*Written task*
Check each line of the material. Copy those containing "JSON".

*Extracted entries*
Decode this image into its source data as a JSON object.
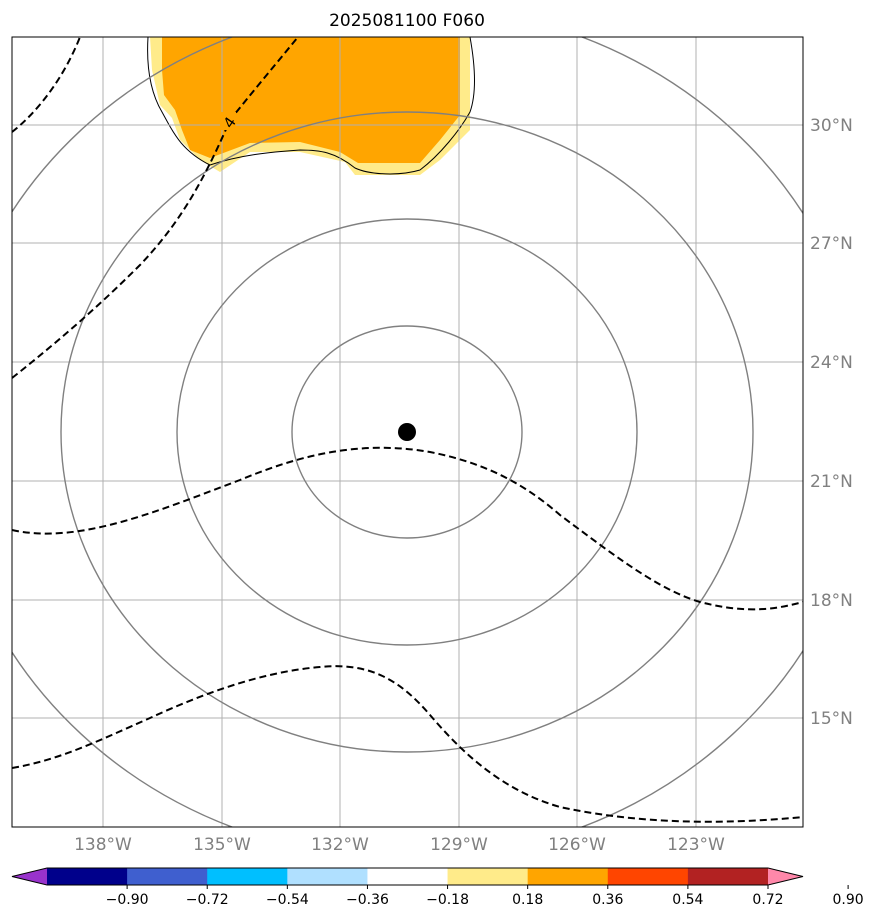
{
  "title": "2025081100 F060",
  "map": {
    "lat_labels": [
      "30°N",
      "27°N",
      "24°N",
      "21°N",
      "18°N",
      "15°N"
    ],
    "lon_labels": [
      "138°W",
      "135°W",
      "132°W",
      "129°W",
      "126°W",
      "123°W"
    ],
    "storm_center": {
      "lat": 22.3,
      "lon": -130.2
    },
    "range_rings_count": 4,
    "contour_label": "4",
    "shading": {
      "level_orange": 0.54,
      "level_yellow": 0.36
    }
  },
  "colorbar": {
    "colors": [
      "#9933cc",
      "#00008b",
      "#3f5fcf",
      "#00bfff",
      "#b0e0ff",
      "#ffffff",
      "#ffeb8a",
      "#ffa500",
      "#ff4500",
      "#b22222",
      "#ff88aa"
    ],
    "tick_labels": [
      "−0.90",
      "−0.72",
      "−0.54",
      "−0.36",
      "−0.18",
      "0.18",
      "0.36",
      "0.54",
      "0.72",
      "0.90"
    ]
  }
}
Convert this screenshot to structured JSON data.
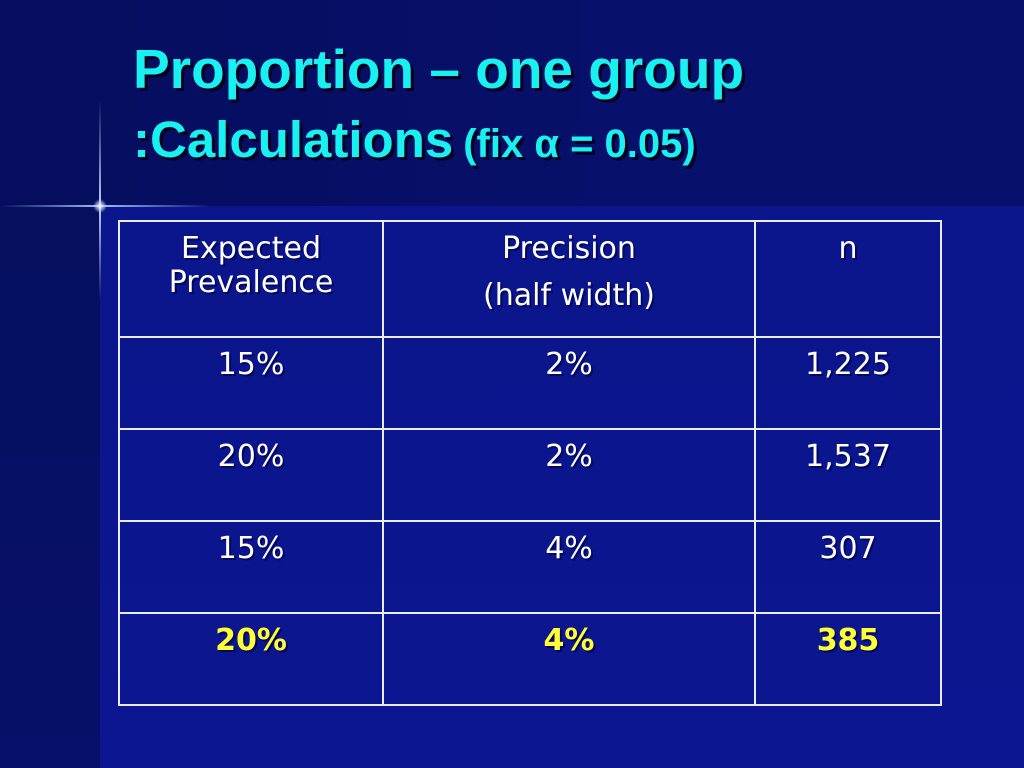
{
  "slide": {
    "title_line1": "Proportion – one group",
    "title_line2_main": ":Calculations",
    "title_line2_suffix_before": "(fix ",
    "title_alpha_symbol": "α",
    "title_line2_suffix_after": " = 0.05)"
  },
  "table": {
    "headers": {
      "prevalence": "Expected Prevalence",
      "precision_line1": "Precision",
      "precision_line2": "(half width)",
      "n": "n"
    },
    "rows": [
      {
        "prevalence": "15%",
        "precision": "2%",
        "n": "1,225"
      },
      {
        "prevalence": "20%",
        "precision": "2%",
        "n": "1,537"
      },
      {
        "prevalence": "15%",
        "precision": "4%",
        "n": "307"
      },
      {
        "prevalence": "20%",
        "precision": "4%",
        "n": "385"
      }
    ],
    "highlight_row_index": 3
  },
  "colors": {
    "background": "#0a137c",
    "title": "#19f0f0",
    "table_text": "#ffffff",
    "highlight_text": "#ffff33",
    "grid_line": "#e8ecff"
  }
}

*Exercise response*
Decode this image into its source data as a JSON object.
Convert this screenshot to structured JSON data.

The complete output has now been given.